> [Exercise details]
Give a verbatim copy of the lines below, minus the pictures.

> [Provided records]
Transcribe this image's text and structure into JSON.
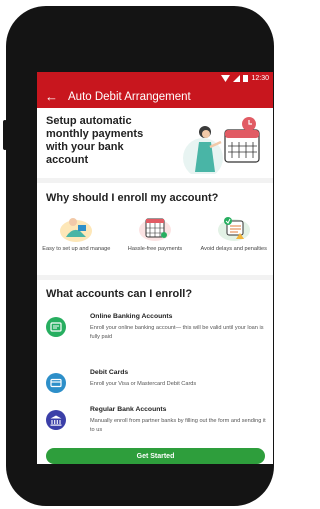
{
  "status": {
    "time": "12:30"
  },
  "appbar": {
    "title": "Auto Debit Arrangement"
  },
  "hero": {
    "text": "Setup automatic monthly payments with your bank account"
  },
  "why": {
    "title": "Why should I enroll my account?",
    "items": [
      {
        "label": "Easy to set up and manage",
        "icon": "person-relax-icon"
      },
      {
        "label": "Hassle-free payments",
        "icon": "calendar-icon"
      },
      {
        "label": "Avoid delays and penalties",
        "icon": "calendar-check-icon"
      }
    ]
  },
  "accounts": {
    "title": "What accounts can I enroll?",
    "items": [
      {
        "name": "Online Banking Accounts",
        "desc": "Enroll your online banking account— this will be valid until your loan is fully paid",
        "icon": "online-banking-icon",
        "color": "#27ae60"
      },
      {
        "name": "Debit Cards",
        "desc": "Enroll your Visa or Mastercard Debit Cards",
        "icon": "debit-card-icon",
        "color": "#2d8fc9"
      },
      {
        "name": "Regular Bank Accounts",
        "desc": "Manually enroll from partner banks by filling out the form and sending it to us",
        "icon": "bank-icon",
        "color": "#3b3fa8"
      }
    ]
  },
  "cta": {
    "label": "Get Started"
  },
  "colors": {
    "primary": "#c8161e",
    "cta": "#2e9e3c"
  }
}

> [Reply]
Transcribe this image's text and structure into JSON.
{
  "status": {
    "time": "12:30"
  },
  "appbar": {
    "title": "Auto Debit Arrangement"
  },
  "hero": {
    "text": "Setup automatic monthly payments with your bank account"
  },
  "why": {
    "title": "Why should I enroll my account?",
    "items": [
      {
        "label": "Easy to set up and manage",
        "icon": "person-relax-icon"
      },
      {
        "label": "Hassle-free payments",
        "icon": "calendar-icon"
      },
      {
        "label": "Avoid delays and penalties",
        "icon": "calendar-check-icon"
      }
    ]
  },
  "accounts": {
    "title": "What accounts can I enroll?",
    "items": [
      {
        "name": "Online Banking Accounts",
        "desc": "Enroll your online banking account— this will be valid until your loan is fully paid",
        "icon": "online-banking-icon",
        "color": "#27ae60"
      },
      {
        "name": "Debit Cards",
        "desc": "Enroll your Visa or Mastercard Debit Cards",
        "icon": "debit-card-icon",
        "color": "#2d8fc9"
      },
      {
        "name": "Regular Bank Accounts",
        "desc": "Manually enroll from partner banks by filling out the form and sending it to us",
        "icon": "bank-icon",
        "color": "#3b3fa8"
      }
    ]
  },
  "cta": {
    "label": "Get Started"
  },
  "colors": {
    "primary": "#c8161e",
    "cta": "#2e9e3c"
  }
}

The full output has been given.